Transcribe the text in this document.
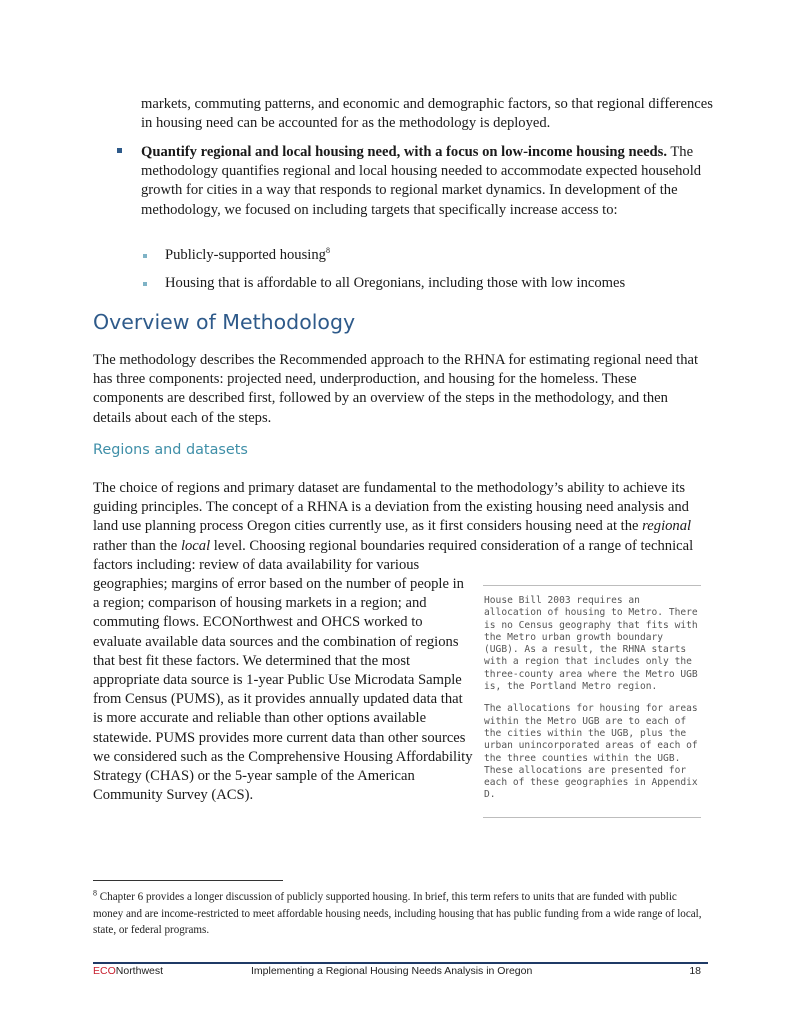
markets, commuting patterns, and economic and demographic factors, so that regional differences in housing need can be accounted for as the methodology is deployed.

Quantify regional and local housing need, with a focus on low-income housing needs. The methodology quantifies regional and local housing needed to accommodate expected household growth for cities in a way that responds to regional market dynamics. In development of the methodology, we focused on including targets that specifically increase access to:
Publicly-supported housing$^8$
Housing that is affordable to all Oregonians, including those with low incomes
Overview of Methodology

The methodology describes the Recommended approach to the RHNA for estimating regional need that has three components: projected need, underproduction, and housing for the homeless. These components are described first, followed by an overview of the steps in the methodology, and then details about each of the steps.

Regions and datasets

The choice of regions and primary dataset are fundamental to the methodology’s ability to achieve its guiding principles. The concept of a RHNA is a deviation from the existing housing need analysis and land use planning process Oregon cities currently use, as it first considers housing need at the regional rather than the local level. Choosing regional boundaries required consideration of a range of technical factors including: review of data availability for various

geographies; margins of error based on the number of people in a region; comparison of housing markets in a region; and commuting flows. ECONorthwest and OHCS worked to evaluate available data sources and the combination of regions that best fit these factors. We determined that the most appropriate data source is 1-year Public Use Microdata Sample from Census (PUMS), as it provides annually updated data that is more accurate and reliable than other options available statewide. PUMS provides more current data than other sources we considered such as the Comprehensive Housing Affordability Strategy (CHAS) or the 5-year sample of the American Community Survey (ACS).

House Bill 2003 requires an allocation of housing to Metro. There is no Census geography that fits with the Metro urban growth boundary (UGB). As a result, the RHNA starts with a region that includes only the three-county area where the Metro UGB is, the Portland Metro region.

The allocations for housing for areas within the Metro UGB are to each of the cities within the UGB, plus the urban unincorporated areas of each of the three counties within the UGB. These allocations are presented for each of these geographies in Appendix D.

$^8$ Chapter 6 provides a longer discussion of publicly supported housing. In brief, this term refers to units that are funded with public money and are income-restricted to meet affordable housing needs, including housing that has public funding from a wide range of local, state, or federal programs.

ECONorthwest	Implementing a Regional Housing Needs Analysis in Oregon	18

**OBJECTIVE**
Locate the word "supported" in the records and collect each line it appears in.

**RESPONSE**
Publicly-supported housing$^8$
$^8$ Chapter 6 provides a longer discussion of publicly supported housing. In brief, this term refers to units that are funded with public money and are income-restricted to meet affordable housing needs, including housing that has public funding from a wide range of local, state, or federal programs.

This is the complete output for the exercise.